Le député a interrogé le ministre sur la place qui sera laissée, dans le projet de loi contre la vie chère prévu d’ici à l’été, aux marges de la grande distribution, secteur bien peu concurrentiel dans les territoires d’Outre-mer. Manuel Valls absent, c’est François-Noël Buffet, ministre auprès du ministre de l’Intérieur et éphémère ministre des Outre-mer entre septembre et décembre 2024, qui lui a répondu. « Le ministre des Outre-mer travaille à un plan de bataille complet et structurel qui s’attaque méthodiquement à tous les facteurs expliquant la cherté de la vie »

Les conséquences des essais nucléaires en Polynésie française

Cette semaine, la commission d’enquête sur les conséquences des essais nucléaires en Polynésie française a auditionné plusieurs ministres dont Sébastien Lecornu, ministre des Armées et par ailleurs ministre des Outre-mer entre 2020 et 2022.

Entre 1966 et 1996, la France a procédé à des essais nucléaires atmosphériques (46 officiellement) et souterrains (147 tirs officiellement) en Polynésie française, notamment sur les atolls de Moruroa et de Fangataufa, causant un « choc technologique, social, environnemental et sanitaire » sur le territoire, pour reprendre les mots du journaliste Tomas Statius, co-auteur d’une enquête sur le sujet.

Depuis janvier, une quarantaine d’auditions ont été menées et la rapporteuse Mereana Reid Arbelot (Gauche démocrate et républicaine), députée polynésienne et secrétaire de l’Assemblée nationale, devrait publier son rapport au mois de juin.

Ainsi, au cours des auditions où des aspects techniques sont discutés, des prises paroles plus libres, et plutôt savoureuses, ont cours.

Dans les discussions autour de ce dossier où se pose nécessairement la question de savoir ce que les autorités savaient de la dangerosité des expérimentations nucléaires pour la santé des populations, Dominique Voynet, députée écologiste du Doubs, vice-présidente de la commission d’enquête et ancienne ministre de l’Aménagement du territoire et de l’Environnement entre 1997 et 2001, a ainsi vivement rétorqué à Sébastien Lecornu qui, quelques minutes auparavant, indiquait que la députée, en tant que ministre, avait eu connaissance de certains éléments du dossier.
__________________________________________________
▸ MISE EN PRATIQUE:
A - Recopiez tout le passage du texte à analyser, depuis « Ainsi, au cours » jusqu'à « éléments du dossier. ».
B - D'après le texte à analyser, à quel moment la rapporteuse Mereana Reid Arbelot devrait-elle publier son rapport ?
__________________________________________________
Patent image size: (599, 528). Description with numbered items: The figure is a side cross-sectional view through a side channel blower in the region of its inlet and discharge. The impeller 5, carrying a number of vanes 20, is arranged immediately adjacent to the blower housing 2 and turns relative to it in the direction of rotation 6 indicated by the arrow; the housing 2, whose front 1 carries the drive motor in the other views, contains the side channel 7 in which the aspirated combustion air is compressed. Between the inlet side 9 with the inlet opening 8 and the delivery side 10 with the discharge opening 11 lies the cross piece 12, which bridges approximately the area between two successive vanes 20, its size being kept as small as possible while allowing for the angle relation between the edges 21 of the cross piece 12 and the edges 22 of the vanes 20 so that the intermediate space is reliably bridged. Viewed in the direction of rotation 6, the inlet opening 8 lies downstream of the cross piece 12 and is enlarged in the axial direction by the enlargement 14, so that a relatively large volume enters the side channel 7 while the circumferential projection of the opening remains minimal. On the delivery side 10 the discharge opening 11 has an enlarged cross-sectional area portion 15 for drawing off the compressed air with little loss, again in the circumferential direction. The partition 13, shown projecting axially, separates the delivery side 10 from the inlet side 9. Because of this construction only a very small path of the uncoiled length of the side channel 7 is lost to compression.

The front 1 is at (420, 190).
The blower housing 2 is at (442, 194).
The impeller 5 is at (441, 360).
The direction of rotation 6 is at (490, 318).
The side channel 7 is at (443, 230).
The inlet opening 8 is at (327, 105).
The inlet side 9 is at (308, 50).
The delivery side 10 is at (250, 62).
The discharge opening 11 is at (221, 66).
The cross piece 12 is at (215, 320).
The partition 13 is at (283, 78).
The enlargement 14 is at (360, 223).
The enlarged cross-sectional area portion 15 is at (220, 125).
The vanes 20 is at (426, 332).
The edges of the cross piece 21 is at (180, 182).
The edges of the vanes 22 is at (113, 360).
__________________________________________________
▸ RÉPONSES:
A -
Ainsi, au cours des auditions où des aspects techniques sont discutés, des prises paroles plus libres, et plutôt savoureuses, ont cours.

Dans les discussions autour de ce dossier où se pose nécessairement la question de savoir ce que les autorités savaient de la dangerosité des expérimentations nucléaires pour la santé des populations, Dominique Voynet, députée écologiste du Doubs, vice-présidente de la commission d’enquête et ancienne ministre de l’Aménagement du territoire et de l’Environnement entre 1997 et 2001, a ainsi vivement rétorqué à Sébastien Lecornu qui, quelques minutes auparavant, indiquait que la députée, en tant que ministre, avait eu connaissance de certains éléments du dossier.

B - Elle devrait publier son rapport au mois de juin.